Problem
Copy the listing verbatim, excluding any images found in it.

Data tied to figure images:
━━━━━━━━━━━━━━━━━━━━

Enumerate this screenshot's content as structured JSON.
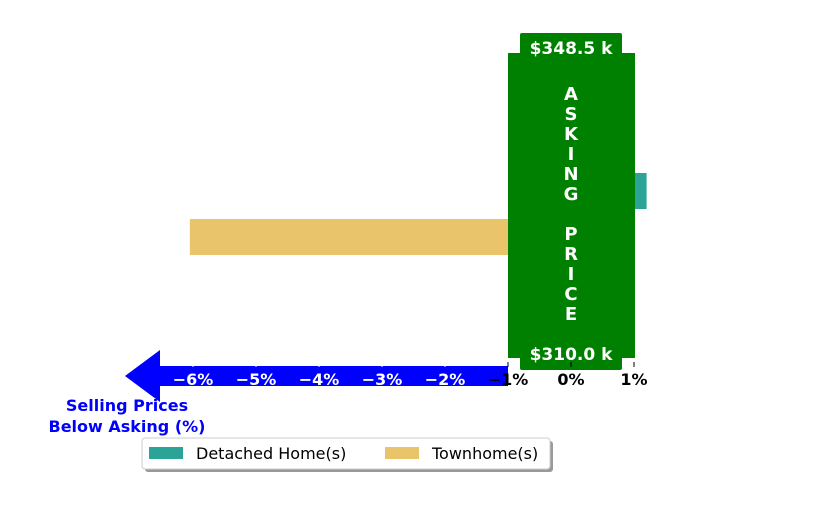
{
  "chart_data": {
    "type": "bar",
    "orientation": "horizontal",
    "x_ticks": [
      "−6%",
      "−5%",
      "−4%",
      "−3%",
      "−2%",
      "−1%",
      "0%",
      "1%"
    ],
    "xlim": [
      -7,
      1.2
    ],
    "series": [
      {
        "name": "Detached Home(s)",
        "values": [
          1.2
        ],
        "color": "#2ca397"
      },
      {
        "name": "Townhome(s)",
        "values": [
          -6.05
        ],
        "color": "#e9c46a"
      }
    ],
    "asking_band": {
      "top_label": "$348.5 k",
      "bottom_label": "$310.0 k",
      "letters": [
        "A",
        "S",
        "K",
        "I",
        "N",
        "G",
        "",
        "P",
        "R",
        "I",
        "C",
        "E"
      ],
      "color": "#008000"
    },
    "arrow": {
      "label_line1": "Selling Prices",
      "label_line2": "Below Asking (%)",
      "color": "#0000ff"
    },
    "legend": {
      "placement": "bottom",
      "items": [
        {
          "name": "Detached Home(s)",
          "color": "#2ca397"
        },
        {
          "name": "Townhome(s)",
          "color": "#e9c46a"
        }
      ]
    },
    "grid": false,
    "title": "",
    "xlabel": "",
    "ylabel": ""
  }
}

━━━━━━━━━━━━━━━━━━━━

Expected answer
Enumerate this screenshot's content as structured JSON.
{
  "chart_data": {
    "type": "bar",
    "orientation": "horizontal",
    "x_ticks": [
      "−6%",
      "−5%",
      "−4%",
      "−3%",
      "−2%",
      "−1%",
      "0%",
      "1%"
    ],
    "xlim": [
      -7,
      1.2
    ],
    "series": [
      {
        "name": "Detached Home(s)",
        "values": [
          1.2
        ],
        "color": "#2ca397"
      },
      {
        "name": "Townhome(s)",
        "values": [
          -6.05
        ],
        "color": "#e9c46a"
      }
    ],
    "asking_band": {
      "top_label": "$348.5 k",
      "bottom_label": "$310.0 k",
      "letters": [
        "A",
        "S",
        "K",
        "I",
        "N",
        "G",
        "",
        "P",
        "R",
        "I",
        "C",
        "E"
      ],
      "color": "#008000"
    },
    "arrow": {
      "label_line1": "Selling Prices",
      "label_line2": "Below Asking (%)",
      "color": "#0000ff"
    },
    "legend": {
      "placement": "bottom",
      "items": [
        {
          "name": "Detached Home(s)",
          "color": "#2ca397"
        },
        {
          "name": "Townhome(s)",
          "color": "#e9c46a"
        }
      ]
    },
    "grid": false,
    "title": "",
    "xlabel": "",
    "ylabel": ""
  }
}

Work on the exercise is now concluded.